▶ [Work instructions]: Lines holding the string "Date" are the ones to copy from this listing.

▶ [Material provided]:
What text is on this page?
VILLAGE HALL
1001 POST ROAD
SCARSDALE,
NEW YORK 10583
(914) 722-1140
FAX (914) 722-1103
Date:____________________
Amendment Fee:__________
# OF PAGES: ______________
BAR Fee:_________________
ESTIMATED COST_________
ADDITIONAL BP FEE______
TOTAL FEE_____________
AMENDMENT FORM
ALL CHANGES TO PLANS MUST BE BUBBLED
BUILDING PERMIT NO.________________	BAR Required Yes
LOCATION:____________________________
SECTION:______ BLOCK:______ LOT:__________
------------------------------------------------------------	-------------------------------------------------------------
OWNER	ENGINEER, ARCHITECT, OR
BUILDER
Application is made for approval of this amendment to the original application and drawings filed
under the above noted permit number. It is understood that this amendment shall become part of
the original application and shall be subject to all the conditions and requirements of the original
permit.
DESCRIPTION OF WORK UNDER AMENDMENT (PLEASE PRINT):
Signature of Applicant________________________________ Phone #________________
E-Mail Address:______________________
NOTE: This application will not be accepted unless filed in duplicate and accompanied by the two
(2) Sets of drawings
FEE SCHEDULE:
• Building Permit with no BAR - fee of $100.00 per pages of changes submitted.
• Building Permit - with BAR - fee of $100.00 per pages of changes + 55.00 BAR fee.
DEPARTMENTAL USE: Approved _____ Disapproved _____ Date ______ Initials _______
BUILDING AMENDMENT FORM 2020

▶ [Complete response]:
Date:____________________
DEPARTMENTAL USE: Approved _____ Disapproved _____ Date ______ Initials _______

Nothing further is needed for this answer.